- [Exercise aim]: Copy each line below that contains "into".

- [Provided data]:
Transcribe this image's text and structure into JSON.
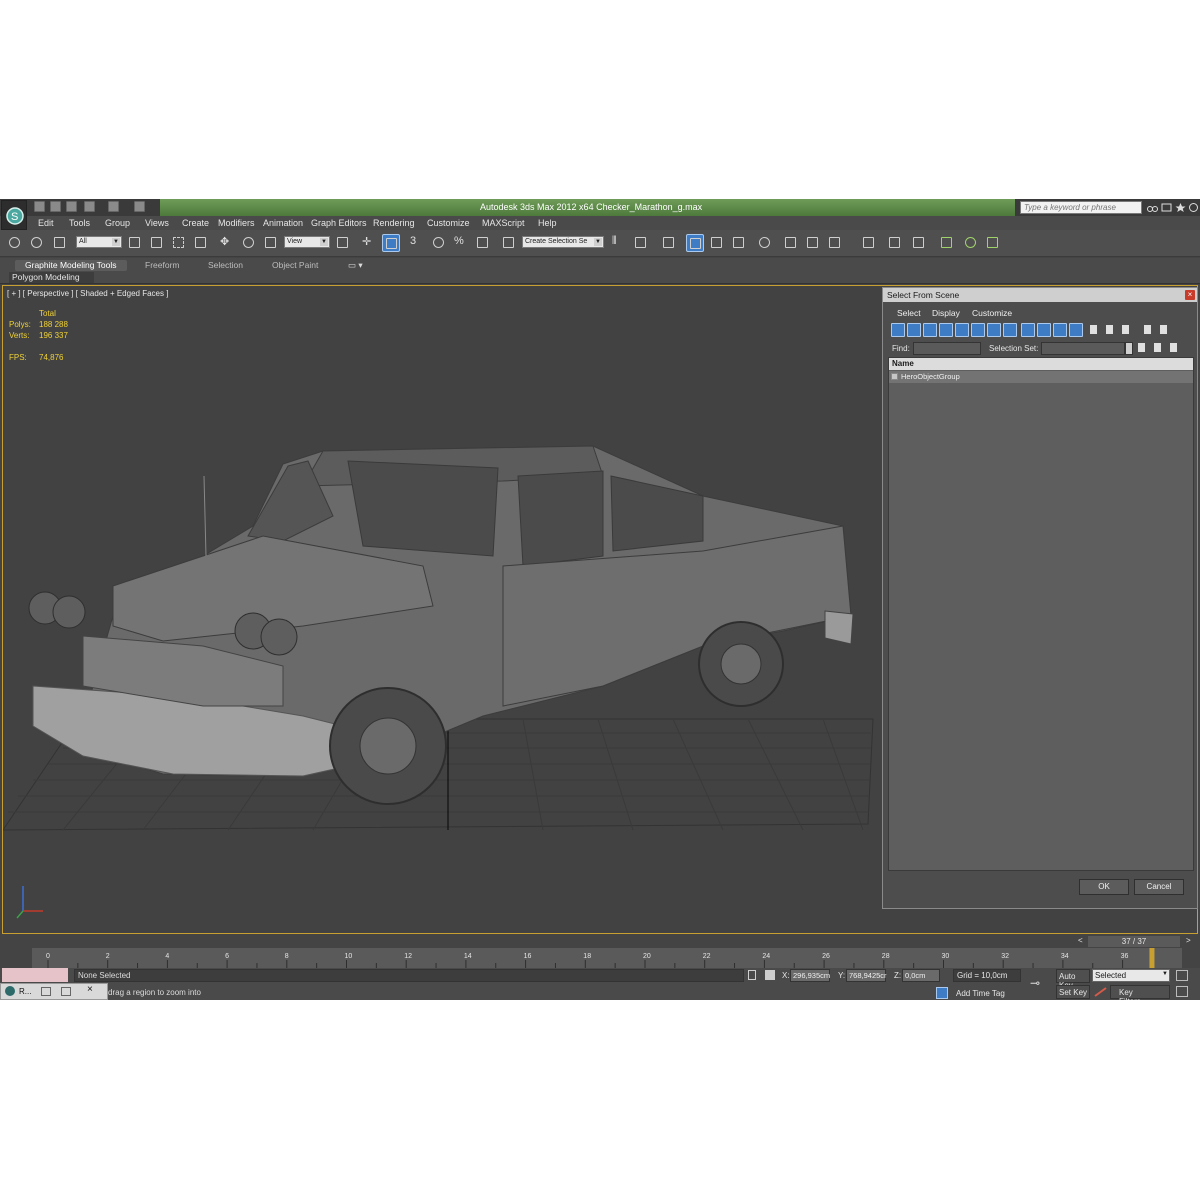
{
  "window": {
    "title": "Autodesk 3ds Max  2012 x64      Checker_Marathon_g.max",
    "search_placeholder": "Type a keyword or phrase",
    "accent_color": "#5a8a46"
  },
  "menu": {
    "items": [
      "Edit",
      "Tools",
      "Group",
      "Views",
      "Create",
      "Modifiers",
      "Animation",
      "Graph Editors",
      "Rendering",
      "Customize",
      "MAXScript",
      "Help"
    ]
  },
  "toolbar": {
    "filter_value": "All",
    "view_value": "View",
    "three_label": "3",
    "selection_set_placeholder": "Create Selection Se"
  },
  "ribbon": {
    "tabs": [
      "Graphite Modeling Tools",
      "Freeform",
      "Selection",
      "Object Paint"
    ],
    "sub_label": "Polygon Modeling"
  },
  "viewport": {
    "label": "[ + ] [ Perspective ] [ Shaded + Edged Faces ]",
    "stats": {
      "total_label": "Total",
      "polys_label": "Polys:",
      "polys_value": "188 288",
      "verts_label": "Verts:",
      "verts_value": "196 337",
      "fps_label": "FPS:",
      "fps_value": "74,876"
    }
  },
  "dialog": {
    "title": "Select From Scene",
    "menu": [
      "Select",
      "Display",
      "Customize"
    ],
    "find_label": "Find:",
    "selection_set_label": "Selection Set:",
    "column_name": "Name",
    "rows": [
      "HeroObjectGroup"
    ],
    "ok_label": "OK",
    "cancel_label": "Cancel"
  },
  "timeline": {
    "counter": "37 / 37",
    "prev": "<",
    "next": ">",
    "ticks": [
      "0",
      "2",
      "4",
      "6",
      "8",
      "10",
      "12",
      "14",
      "16",
      "18",
      "20",
      "22",
      "24",
      "26",
      "28",
      "30",
      "32",
      "34",
      "36"
    ],
    "current_frame": 37,
    "total_frames": 37
  },
  "status": {
    "selection_text": "None Selected",
    "prompt_text": "drag a region to zoom into",
    "taskbar_label": "R...",
    "x_label": "X:",
    "x_value": "296,935cm",
    "y_label": "Y:",
    "y_value": "768,9425cr",
    "z_label": "Z:",
    "z_value": "0,0cm",
    "grid_text": "Grid = 10,0cm",
    "add_time_tag": "Add Time Tag",
    "auto_key": "Auto Key",
    "set_key": "Set Key",
    "selected_value": "Selected",
    "key_filters": "Key Filters..."
  }
}
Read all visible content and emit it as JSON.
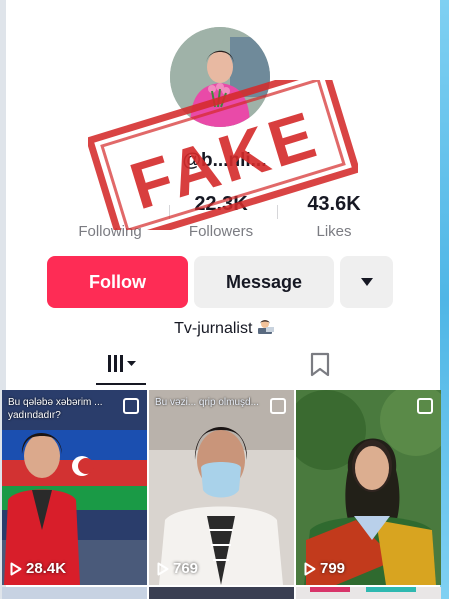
{
  "profile": {
    "username": "@b...nli...",
    "stats": {
      "following_value": "",
      "following_label": "Following",
      "followers_value": "22.3K",
      "followers_label": "Followers",
      "likes_value": "43.6K",
      "likes_label": "Likes"
    },
    "bio": "Tv-jurnalist"
  },
  "actions": {
    "follow_label": "Follow",
    "message_label": "Message"
  },
  "overlay": {
    "stamp_text": "FAKE",
    "stamp_color": "#d42a2a"
  },
  "tabs": [
    {
      "name": "videos-grid",
      "active": true
    },
    {
      "name": "saved-bookmark",
      "active": false
    }
  ],
  "videos": [
    {
      "caption": "Bu qələbə xəbərim ...\nyadındadır?",
      "views": "28.4K"
    },
    {
      "caption": "Bu vəzi... qrip olmuşd...",
      "views": "769"
    },
    {
      "caption": "",
      "views": "799"
    }
  ],
  "colors": {
    "brand_red": "#fe2c55",
    "secondary_btn": "#efefef",
    "text": "#161823",
    "muted": "#7b7c82"
  }
}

- [Solution for this exercise]:
Transcribe this image's text and structure into JSON.
    "prompt_text": "drag a region to zoom into",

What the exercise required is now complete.